Go through the lines below and copy each one that holds the string "corners".

Extracted data entries
··········
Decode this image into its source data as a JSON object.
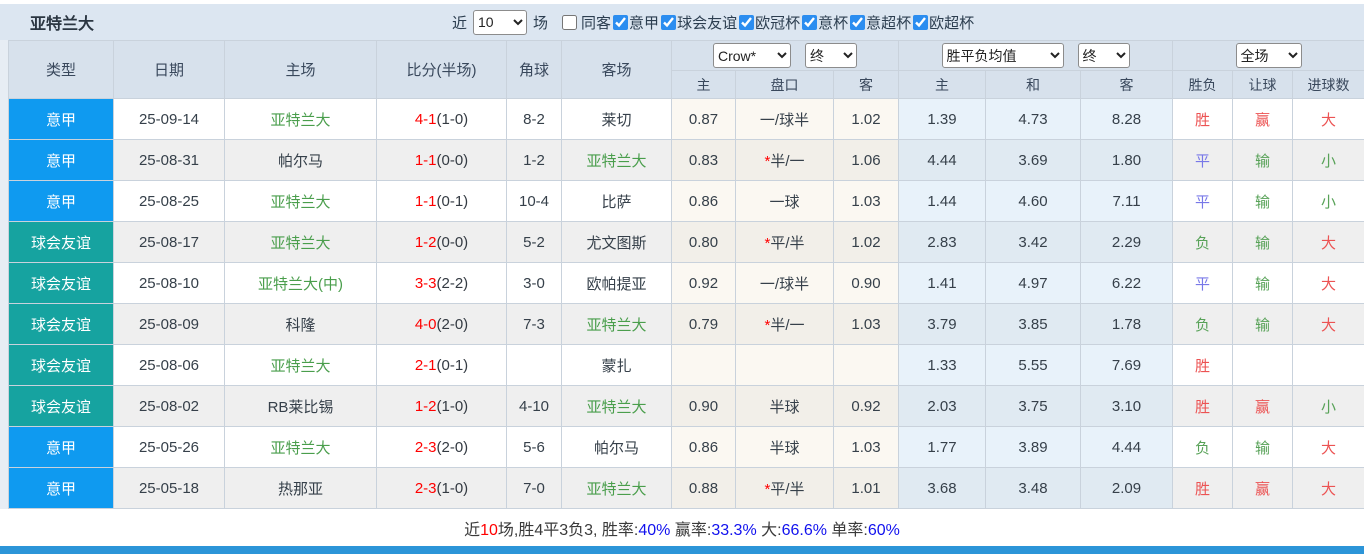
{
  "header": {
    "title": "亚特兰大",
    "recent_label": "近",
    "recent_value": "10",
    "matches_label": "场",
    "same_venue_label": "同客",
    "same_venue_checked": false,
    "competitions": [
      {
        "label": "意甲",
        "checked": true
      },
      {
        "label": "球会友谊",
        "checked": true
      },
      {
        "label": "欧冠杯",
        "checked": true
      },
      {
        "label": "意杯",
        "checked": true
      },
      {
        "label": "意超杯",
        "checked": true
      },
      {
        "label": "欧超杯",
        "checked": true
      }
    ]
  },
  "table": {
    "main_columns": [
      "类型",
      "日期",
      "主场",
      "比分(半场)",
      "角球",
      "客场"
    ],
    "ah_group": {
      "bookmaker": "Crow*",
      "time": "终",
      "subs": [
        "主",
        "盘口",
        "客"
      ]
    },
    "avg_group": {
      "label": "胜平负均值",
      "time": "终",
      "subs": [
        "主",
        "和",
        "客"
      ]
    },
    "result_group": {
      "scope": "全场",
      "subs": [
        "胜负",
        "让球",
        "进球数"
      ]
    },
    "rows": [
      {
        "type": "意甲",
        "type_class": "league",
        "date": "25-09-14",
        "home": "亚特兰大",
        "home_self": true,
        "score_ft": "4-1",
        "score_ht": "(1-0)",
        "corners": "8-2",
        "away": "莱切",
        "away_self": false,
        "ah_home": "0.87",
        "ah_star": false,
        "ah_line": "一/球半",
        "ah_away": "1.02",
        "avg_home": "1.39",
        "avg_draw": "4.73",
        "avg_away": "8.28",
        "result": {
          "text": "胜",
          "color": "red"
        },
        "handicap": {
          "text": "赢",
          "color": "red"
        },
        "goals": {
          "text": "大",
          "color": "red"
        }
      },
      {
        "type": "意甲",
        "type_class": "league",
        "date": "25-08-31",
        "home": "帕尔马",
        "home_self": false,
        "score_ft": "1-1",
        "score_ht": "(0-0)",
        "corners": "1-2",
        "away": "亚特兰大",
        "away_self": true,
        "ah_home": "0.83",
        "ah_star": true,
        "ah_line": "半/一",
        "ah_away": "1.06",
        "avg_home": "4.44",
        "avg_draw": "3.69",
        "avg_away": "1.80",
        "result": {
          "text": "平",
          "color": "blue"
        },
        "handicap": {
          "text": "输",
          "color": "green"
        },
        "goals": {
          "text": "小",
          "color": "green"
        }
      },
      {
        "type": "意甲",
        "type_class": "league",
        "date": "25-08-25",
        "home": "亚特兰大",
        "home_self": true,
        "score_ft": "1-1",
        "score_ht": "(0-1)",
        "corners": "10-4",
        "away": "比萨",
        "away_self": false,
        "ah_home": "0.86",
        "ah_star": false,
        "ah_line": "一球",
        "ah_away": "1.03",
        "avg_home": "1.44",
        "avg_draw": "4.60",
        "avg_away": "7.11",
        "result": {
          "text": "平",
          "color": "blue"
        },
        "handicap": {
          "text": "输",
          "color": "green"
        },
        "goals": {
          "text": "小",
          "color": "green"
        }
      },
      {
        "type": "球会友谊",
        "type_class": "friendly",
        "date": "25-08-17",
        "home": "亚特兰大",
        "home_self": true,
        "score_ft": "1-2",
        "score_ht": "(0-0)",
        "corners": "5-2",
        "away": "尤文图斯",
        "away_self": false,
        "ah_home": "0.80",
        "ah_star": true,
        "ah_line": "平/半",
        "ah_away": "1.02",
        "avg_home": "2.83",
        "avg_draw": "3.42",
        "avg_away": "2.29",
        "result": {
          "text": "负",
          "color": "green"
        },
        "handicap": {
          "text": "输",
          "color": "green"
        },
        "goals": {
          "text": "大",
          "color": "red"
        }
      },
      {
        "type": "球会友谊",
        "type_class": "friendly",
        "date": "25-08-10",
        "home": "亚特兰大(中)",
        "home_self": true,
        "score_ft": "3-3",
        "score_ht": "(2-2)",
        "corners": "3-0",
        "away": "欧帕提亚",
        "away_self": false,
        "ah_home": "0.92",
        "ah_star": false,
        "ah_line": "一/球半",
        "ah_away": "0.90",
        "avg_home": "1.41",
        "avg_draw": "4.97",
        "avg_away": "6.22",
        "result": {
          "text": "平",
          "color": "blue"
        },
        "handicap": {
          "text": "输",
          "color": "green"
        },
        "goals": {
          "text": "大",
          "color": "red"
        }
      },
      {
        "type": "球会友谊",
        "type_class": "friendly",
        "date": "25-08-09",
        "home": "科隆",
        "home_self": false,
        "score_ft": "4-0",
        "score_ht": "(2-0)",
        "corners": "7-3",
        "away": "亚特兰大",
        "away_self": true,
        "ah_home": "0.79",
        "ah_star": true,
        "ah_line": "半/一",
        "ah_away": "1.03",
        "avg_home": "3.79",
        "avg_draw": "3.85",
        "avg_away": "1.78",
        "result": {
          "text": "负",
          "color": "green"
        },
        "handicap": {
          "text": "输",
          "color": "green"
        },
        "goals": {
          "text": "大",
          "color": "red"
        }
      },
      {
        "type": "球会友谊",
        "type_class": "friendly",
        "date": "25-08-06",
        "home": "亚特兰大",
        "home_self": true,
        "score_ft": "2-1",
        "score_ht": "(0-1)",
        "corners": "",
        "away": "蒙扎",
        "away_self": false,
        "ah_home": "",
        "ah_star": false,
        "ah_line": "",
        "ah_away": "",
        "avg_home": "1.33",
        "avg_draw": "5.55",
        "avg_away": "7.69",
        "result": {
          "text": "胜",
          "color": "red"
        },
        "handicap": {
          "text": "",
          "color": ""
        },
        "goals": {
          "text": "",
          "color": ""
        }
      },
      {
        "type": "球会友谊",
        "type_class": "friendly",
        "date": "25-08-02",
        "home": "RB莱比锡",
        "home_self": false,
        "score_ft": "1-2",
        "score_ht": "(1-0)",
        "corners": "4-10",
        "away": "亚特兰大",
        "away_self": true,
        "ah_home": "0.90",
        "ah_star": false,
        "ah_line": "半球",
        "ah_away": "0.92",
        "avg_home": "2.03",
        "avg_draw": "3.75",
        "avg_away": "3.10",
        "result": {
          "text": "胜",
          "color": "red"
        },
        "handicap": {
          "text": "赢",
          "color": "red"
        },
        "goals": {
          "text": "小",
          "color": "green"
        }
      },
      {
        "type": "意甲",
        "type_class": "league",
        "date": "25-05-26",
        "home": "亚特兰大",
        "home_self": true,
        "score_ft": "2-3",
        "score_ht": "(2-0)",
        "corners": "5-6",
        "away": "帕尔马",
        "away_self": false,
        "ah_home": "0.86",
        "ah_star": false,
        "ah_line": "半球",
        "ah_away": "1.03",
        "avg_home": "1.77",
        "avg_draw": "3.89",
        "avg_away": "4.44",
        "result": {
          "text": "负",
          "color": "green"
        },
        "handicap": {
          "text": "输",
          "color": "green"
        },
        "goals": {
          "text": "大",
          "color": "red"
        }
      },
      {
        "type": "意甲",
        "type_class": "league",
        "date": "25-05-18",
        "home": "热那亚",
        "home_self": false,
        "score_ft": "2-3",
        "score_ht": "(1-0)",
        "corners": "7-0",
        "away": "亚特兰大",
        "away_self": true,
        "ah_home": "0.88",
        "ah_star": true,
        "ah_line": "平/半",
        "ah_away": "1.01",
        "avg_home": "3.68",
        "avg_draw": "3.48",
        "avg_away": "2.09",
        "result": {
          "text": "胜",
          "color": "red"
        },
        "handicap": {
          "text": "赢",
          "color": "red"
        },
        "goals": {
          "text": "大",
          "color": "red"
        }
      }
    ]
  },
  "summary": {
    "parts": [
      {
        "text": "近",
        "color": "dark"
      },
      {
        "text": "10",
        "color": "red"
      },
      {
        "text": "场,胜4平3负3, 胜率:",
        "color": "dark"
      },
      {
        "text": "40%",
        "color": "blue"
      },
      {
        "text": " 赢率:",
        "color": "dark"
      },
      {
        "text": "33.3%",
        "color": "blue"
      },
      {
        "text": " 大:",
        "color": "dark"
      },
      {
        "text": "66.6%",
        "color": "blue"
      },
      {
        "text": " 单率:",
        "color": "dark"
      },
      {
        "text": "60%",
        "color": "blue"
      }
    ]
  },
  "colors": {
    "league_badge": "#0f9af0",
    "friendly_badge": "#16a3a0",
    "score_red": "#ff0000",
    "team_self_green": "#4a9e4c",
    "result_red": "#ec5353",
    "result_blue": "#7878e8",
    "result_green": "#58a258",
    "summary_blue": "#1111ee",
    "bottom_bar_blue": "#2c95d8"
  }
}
··········
SOLUTION FOR THIS EXERCISE
        "corners": "8-2",
        "corners": "1-2",
        "corners": "10-4",
        "corners": "5-2",
        "corners": "3-0",
        "corners": "7-3",
        "corners": "",
        "corners": "4-10",
        "corners": "5-6",
        "corners": "7-0",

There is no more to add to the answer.